>>

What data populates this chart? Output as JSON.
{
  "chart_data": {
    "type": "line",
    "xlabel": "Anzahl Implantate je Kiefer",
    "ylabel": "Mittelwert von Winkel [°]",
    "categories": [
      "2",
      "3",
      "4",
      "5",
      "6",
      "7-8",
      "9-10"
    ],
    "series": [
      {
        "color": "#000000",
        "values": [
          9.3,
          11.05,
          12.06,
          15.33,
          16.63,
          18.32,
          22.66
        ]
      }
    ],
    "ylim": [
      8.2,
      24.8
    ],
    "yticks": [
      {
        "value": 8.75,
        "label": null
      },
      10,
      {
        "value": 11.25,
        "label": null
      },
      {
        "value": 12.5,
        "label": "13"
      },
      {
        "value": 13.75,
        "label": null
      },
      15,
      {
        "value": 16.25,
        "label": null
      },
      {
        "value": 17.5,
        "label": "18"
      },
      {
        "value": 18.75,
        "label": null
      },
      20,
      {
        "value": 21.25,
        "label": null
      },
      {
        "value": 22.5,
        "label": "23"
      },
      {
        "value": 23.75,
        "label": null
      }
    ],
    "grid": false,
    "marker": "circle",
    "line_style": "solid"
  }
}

<<

■ Work to do ■
Copy every line of the records word for word.

■ Full response ■
What data populates this chart? Output as JSON.
{
  "chart_data": {
    "type": "line",
    "xlabel": "Anzahl Implantate je Kiefer",
    "ylabel": "Mittelwert von Winkel [°]",
    "categories": [
      "2",
      "3",
      "4",
      "5",
      "6",
      "7-8",
      "9-10"
    ],
    "series": [
      {
        "color": "#000000",
        "values": [
          9.3,
          11.05,
          12.06,
          15.33,
          16.63,
          18.32,
          22.66
        ]
      }
    ],
    "ylim": [
      8.2,
      24.8
    ],
    "yticks": [
      {
        "value": 8.75,
        "label": null
      },
      10,
      {
        "value": 11.25,
        "label": null
      },
      {
        "value": 12.5,
        "label": "13"
      },
      {
        "value": 13.75,
        "label": null
      },
      15,
      {
        "value": 16.25,
        "label": null
      },
      {
        "value": 17.5,
        "label": "18"
      },
      {
        "value": 18.75,
        "label": null
      },
      20,
      {
        "value": 21.25,
        "label": null
      },
      {
        "value": 22.5,
        "label": "23"
      },
      {
        "value": 23.75,
        "label": null
      }
    ],
    "grid": false,
    "marker": "circle",
    "line_style": "solid"
  }
}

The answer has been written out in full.